[Layout coordinate data]
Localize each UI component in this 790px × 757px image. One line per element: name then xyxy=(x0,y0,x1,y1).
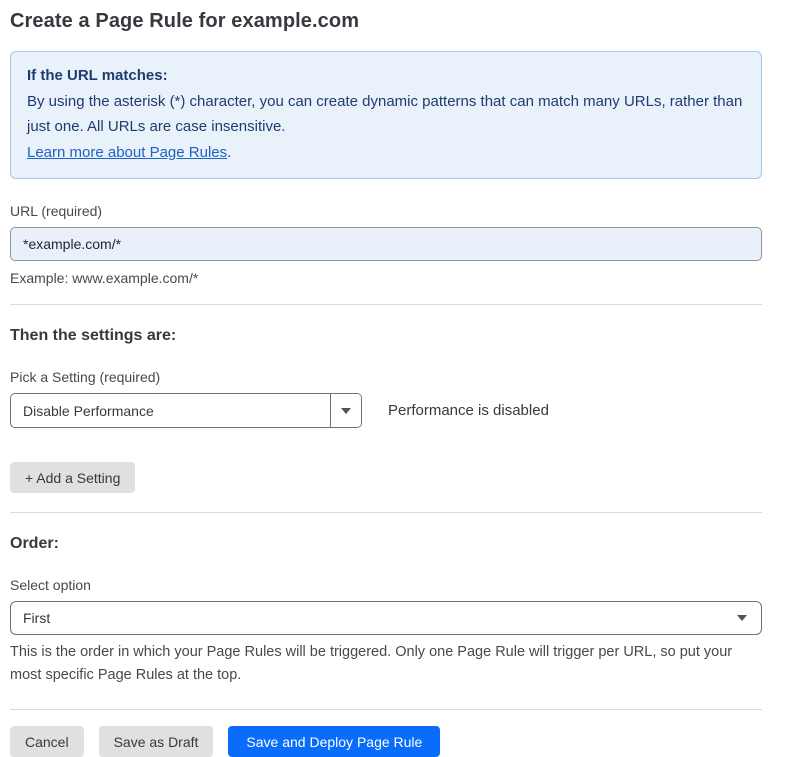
pick-setting-label: Pick a Setting (required) xyxy=(10,369,762,385)
chevron-down-icon xyxy=(341,408,351,414)
setting-select-arrow-button[interactable] xyxy=(330,394,361,427)
create-page-rule-form: Create a Page Rule for example.com If th… xyxy=(0,0,790,714)
url-match-info-box: If the URL matches: By using the asteris… xyxy=(10,51,762,179)
setting-status-text: Performance is disabled xyxy=(388,402,549,419)
save-and-deploy-button[interactable]: Save and Deploy Page Rule xyxy=(228,726,440,757)
setting-select[interactable]: Disable Performance xyxy=(10,393,362,428)
url-input[interactable] xyxy=(10,227,762,261)
footer-actions: Cancel Save as Draft Save and Deploy Pag… xyxy=(10,726,762,757)
divider xyxy=(10,304,762,305)
learn-more-link[interactable]: Learn more about Page Rules xyxy=(27,144,227,161)
chevron-down-icon xyxy=(737,615,747,621)
settings-section-heading: Then the settings are: xyxy=(10,327,762,345)
order-select[interactable]: First xyxy=(10,601,762,635)
order-select-label: Select option xyxy=(10,577,762,593)
info-box-link-line: Learn more about Page Rules. xyxy=(27,140,745,166)
url-example-text: Example: www.example.com/* xyxy=(10,268,762,289)
setting-row: Disable Performance Performance is disab… xyxy=(10,393,762,428)
info-box-heading: If the URL matches: xyxy=(27,63,745,89)
link-period: . xyxy=(227,144,231,161)
divider xyxy=(10,709,762,710)
order-select-value: First xyxy=(11,610,737,626)
divider xyxy=(10,512,762,513)
order-help-text: This is the order in which your Page Rul… xyxy=(10,641,750,687)
cancel-button[interactable]: Cancel xyxy=(10,726,84,757)
info-box-body: By using the asterisk (*) character, you… xyxy=(27,89,745,140)
page-title: Create a Page Rule for example.com xyxy=(10,10,762,33)
save-as-draft-button[interactable]: Save as Draft xyxy=(99,726,214,757)
setting-select-value: Disable Performance xyxy=(11,394,330,427)
add-setting-button[interactable]: + Add a Setting xyxy=(10,462,135,493)
order-section-heading: Order: xyxy=(10,535,762,553)
url-field-label: URL (required) xyxy=(10,203,762,219)
order-select-arrow xyxy=(737,615,761,621)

(Prompt): Please pull out every line of the data above that contains the string "heading", and copy each one in full.

(Exercise response):
settings-section-heading: Then the settings are: xyxy=(10,327,762,345)
info-box-heading: If the URL matches: xyxy=(27,63,745,89)
order-section-heading: Order: xyxy=(10,535,762,553)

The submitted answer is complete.